■ PROBLEM DESCRIPTION
Below are records to transcribe exactly, without their pictures.

■ Entries from a dataset
## start

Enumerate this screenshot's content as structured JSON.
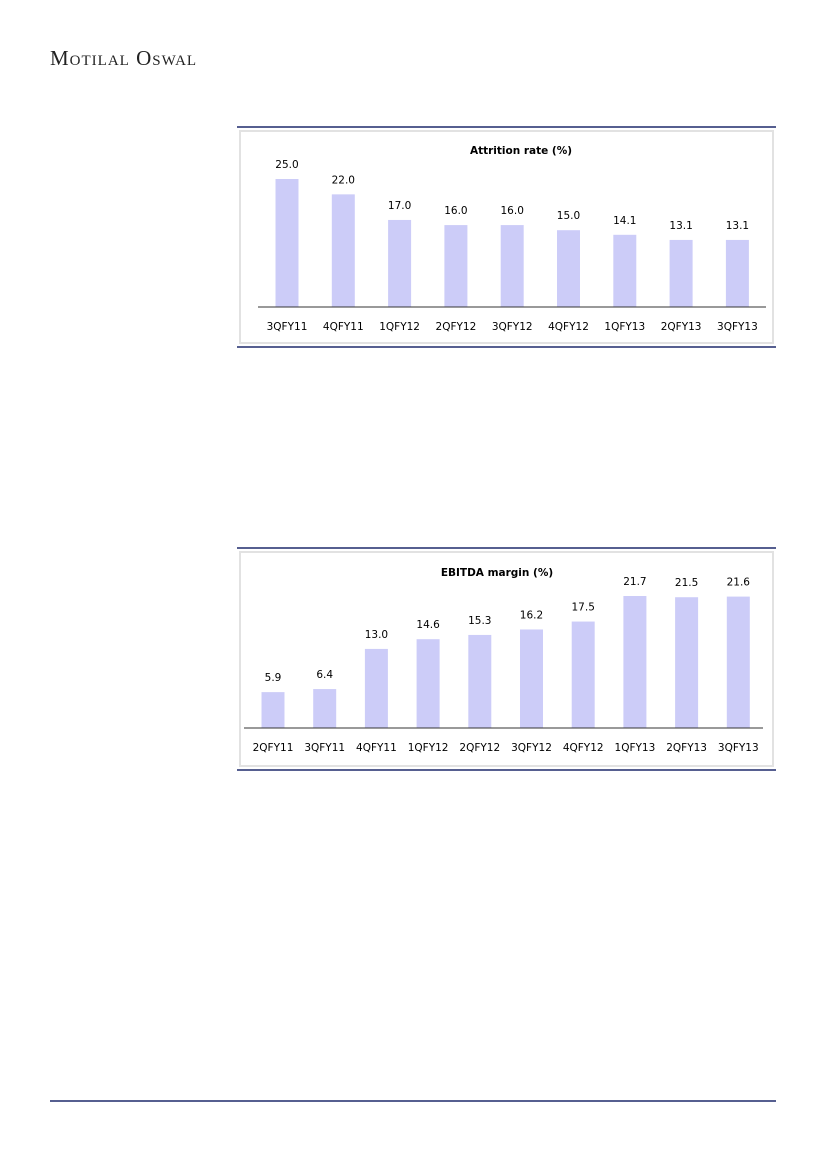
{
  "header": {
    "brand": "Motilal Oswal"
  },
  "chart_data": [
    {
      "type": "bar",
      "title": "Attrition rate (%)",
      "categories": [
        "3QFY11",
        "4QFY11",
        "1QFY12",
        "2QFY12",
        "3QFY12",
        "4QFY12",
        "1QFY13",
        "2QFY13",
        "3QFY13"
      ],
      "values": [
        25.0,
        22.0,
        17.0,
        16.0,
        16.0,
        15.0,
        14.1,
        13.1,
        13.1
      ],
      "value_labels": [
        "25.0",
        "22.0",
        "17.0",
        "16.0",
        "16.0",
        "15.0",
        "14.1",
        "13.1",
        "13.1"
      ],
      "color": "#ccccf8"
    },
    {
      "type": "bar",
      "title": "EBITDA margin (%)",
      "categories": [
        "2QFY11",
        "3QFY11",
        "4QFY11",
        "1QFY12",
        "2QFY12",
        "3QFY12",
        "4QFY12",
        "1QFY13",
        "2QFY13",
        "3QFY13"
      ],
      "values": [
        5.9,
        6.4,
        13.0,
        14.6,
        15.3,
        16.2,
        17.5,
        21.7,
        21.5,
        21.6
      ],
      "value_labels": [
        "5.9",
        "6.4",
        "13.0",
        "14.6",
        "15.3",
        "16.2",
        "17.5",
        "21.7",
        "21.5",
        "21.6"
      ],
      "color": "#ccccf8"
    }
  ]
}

## end

■ SOLUTION TO THIS EXERCISE
Enumerate this screenshot's content as structured JSON.
{
  "header": {
    "brand": "Motilal Oswal"
  },
  "chart_data": [
    {
      "type": "bar",
      "title": "Attrition rate (%)",
      "categories": [
        "3QFY11",
        "4QFY11",
        "1QFY12",
        "2QFY12",
        "3QFY12",
        "4QFY12",
        "1QFY13",
        "2QFY13",
        "3QFY13"
      ],
      "values": [
        25.0,
        22.0,
        17.0,
        16.0,
        16.0,
        15.0,
        14.1,
        13.1,
        13.1
      ],
      "value_labels": [
        "25.0",
        "22.0",
        "17.0",
        "16.0",
        "16.0",
        "15.0",
        "14.1",
        "13.1",
        "13.1"
      ],
      "color": "#ccccf8"
    },
    {
      "type": "bar",
      "title": "EBITDA margin (%)",
      "categories": [
        "2QFY11",
        "3QFY11",
        "4QFY11",
        "1QFY12",
        "2QFY12",
        "3QFY12",
        "4QFY12",
        "1QFY13",
        "2QFY13",
        "3QFY13"
      ],
      "values": [
        5.9,
        6.4,
        13.0,
        14.6,
        15.3,
        16.2,
        17.5,
        21.7,
        21.5,
        21.6
      ],
      "value_labels": [
        "5.9",
        "6.4",
        "13.0",
        "14.6",
        "15.3",
        "16.2",
        "17.5",
        "21.7",
        "21.5",
        "21.6"
      ],
      "color": "#ccccf8"
    }
  ]
}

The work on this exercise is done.